## start DATA SUPPLIED
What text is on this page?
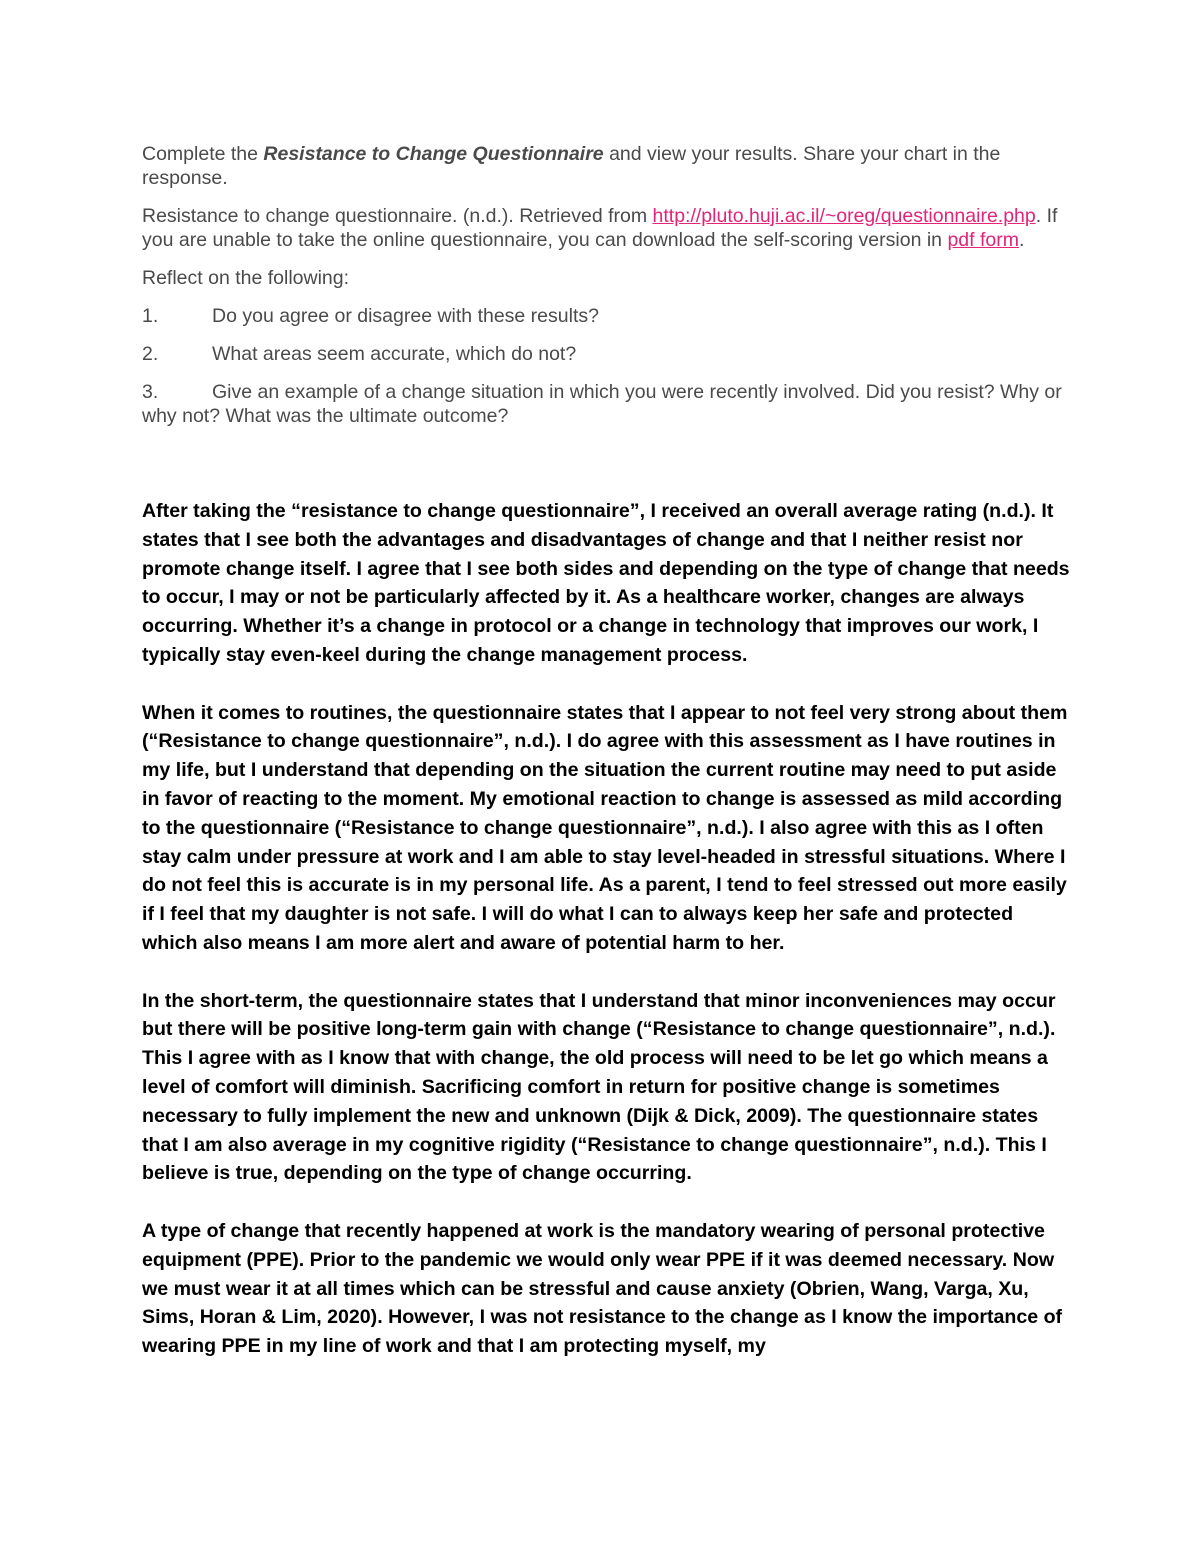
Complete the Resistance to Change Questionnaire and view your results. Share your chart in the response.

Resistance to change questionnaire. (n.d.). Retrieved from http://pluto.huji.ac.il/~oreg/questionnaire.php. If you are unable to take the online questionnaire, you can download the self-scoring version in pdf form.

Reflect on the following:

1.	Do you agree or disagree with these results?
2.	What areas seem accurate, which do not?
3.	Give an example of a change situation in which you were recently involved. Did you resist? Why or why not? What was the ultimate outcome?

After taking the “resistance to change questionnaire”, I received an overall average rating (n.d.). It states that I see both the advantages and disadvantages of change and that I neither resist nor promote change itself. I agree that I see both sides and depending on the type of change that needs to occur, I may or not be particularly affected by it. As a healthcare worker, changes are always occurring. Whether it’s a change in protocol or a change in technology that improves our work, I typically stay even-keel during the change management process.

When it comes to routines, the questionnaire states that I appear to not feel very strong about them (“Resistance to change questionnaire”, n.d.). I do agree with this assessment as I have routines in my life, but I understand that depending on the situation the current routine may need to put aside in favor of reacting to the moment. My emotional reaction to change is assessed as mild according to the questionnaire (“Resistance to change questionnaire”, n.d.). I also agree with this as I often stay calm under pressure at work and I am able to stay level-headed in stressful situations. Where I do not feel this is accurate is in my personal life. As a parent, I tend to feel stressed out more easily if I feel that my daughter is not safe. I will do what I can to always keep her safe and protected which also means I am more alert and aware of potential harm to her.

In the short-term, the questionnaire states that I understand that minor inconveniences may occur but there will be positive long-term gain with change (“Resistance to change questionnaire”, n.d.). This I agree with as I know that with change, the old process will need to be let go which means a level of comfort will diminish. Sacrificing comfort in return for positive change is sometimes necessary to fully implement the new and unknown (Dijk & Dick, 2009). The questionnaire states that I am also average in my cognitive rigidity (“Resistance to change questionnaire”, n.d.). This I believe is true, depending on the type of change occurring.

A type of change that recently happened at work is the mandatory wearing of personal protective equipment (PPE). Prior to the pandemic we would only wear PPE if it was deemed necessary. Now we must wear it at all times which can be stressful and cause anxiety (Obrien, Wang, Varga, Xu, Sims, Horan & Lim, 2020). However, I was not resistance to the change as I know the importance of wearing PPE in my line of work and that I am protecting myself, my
## end DATA SUPPLIED
## start DATA SUPPLIED
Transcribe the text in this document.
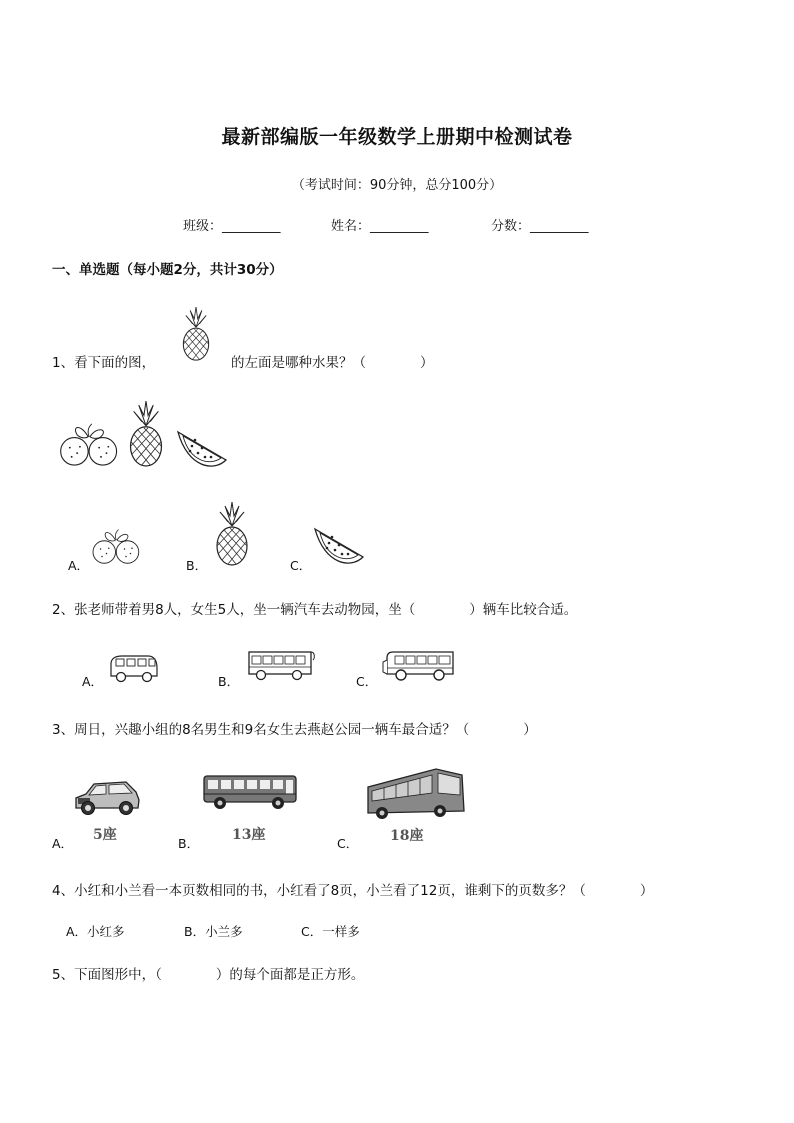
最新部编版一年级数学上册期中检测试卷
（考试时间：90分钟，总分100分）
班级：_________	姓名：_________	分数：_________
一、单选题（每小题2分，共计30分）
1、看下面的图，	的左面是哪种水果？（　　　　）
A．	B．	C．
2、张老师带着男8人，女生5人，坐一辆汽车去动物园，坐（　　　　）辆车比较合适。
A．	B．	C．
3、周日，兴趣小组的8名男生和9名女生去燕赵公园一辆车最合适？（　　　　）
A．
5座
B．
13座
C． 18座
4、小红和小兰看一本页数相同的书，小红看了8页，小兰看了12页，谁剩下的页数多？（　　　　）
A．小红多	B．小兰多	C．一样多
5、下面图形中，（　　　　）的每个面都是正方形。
## end DATA SUPPLIED
## start DATA SUPPLIED
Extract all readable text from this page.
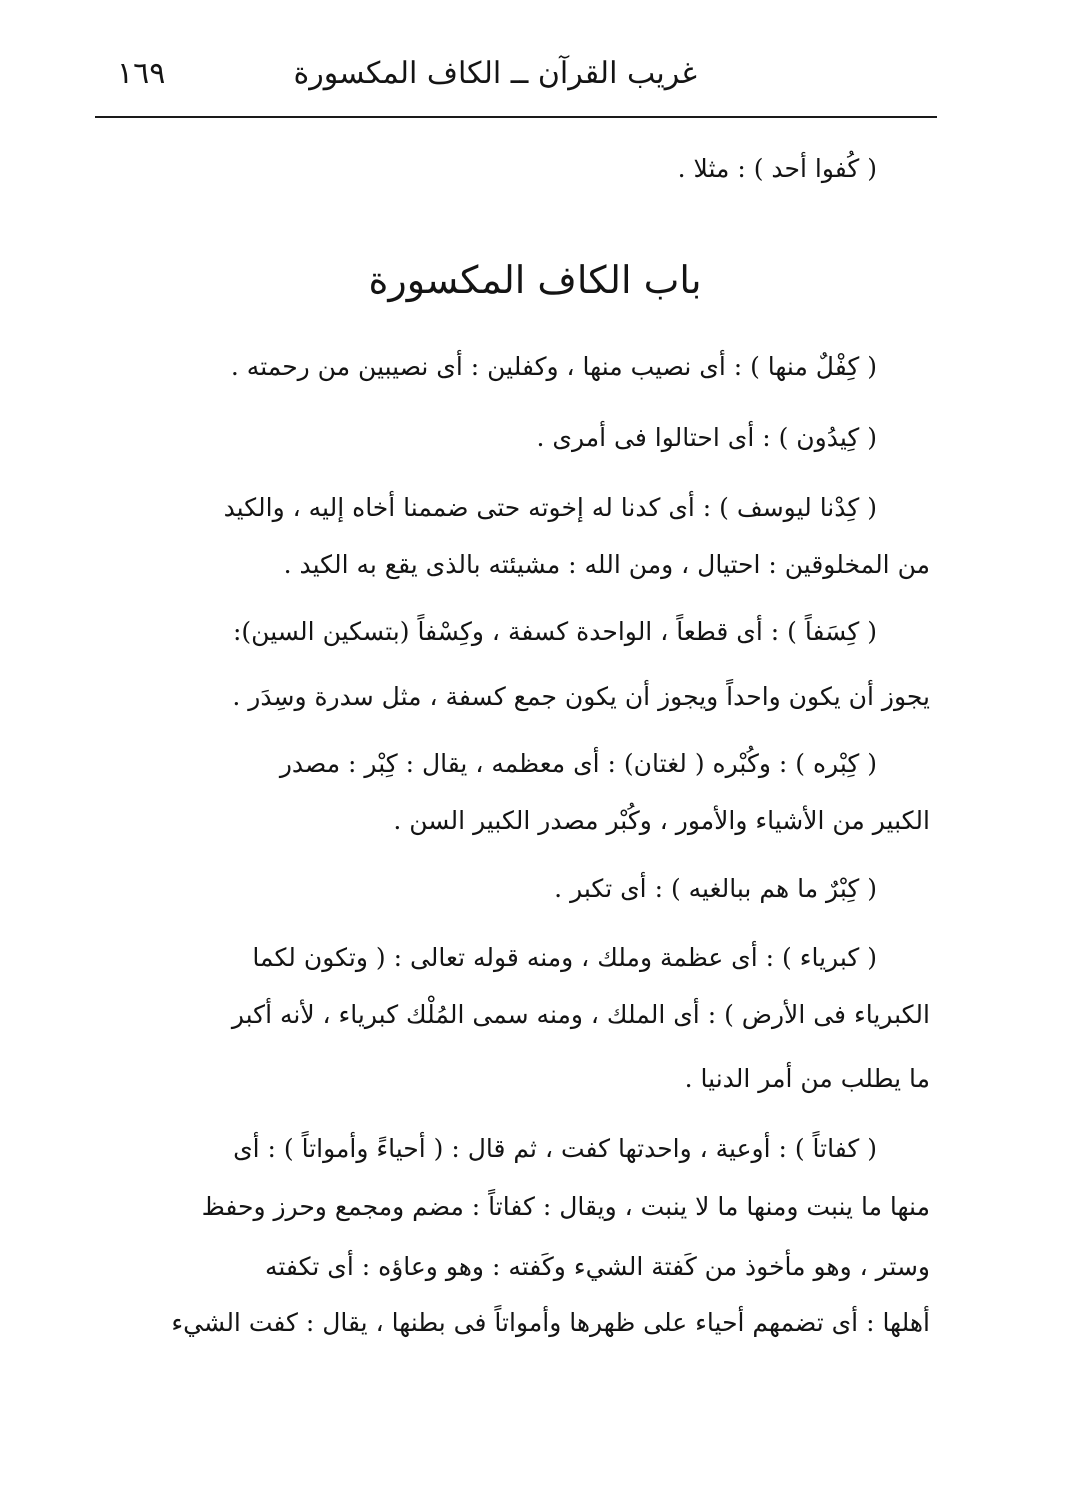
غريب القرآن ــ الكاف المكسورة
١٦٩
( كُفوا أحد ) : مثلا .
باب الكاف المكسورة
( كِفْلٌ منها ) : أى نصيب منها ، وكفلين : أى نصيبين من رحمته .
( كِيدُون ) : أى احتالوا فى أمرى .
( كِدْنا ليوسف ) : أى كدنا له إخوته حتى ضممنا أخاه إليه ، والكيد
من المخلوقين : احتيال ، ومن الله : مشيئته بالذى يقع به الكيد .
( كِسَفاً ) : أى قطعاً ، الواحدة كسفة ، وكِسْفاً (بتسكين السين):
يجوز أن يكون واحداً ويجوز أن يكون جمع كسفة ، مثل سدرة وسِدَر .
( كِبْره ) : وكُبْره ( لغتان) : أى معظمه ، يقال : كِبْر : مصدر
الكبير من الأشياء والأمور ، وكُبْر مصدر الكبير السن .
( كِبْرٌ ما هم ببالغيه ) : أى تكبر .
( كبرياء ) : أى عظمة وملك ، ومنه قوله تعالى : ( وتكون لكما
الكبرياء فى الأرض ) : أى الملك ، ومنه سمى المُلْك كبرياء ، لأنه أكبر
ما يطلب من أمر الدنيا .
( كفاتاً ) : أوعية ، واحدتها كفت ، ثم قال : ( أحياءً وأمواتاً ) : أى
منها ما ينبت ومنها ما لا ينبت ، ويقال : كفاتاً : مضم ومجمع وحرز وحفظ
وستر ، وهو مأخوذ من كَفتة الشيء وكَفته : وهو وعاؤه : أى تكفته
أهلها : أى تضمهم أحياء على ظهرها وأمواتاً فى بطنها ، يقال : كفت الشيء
## end DATA SUPPLIED
# EXERCISE PROMPT
Across the entries, how many lines contain "كبرياء"? Reply with the number only.

# CORRECT OUTPUT
2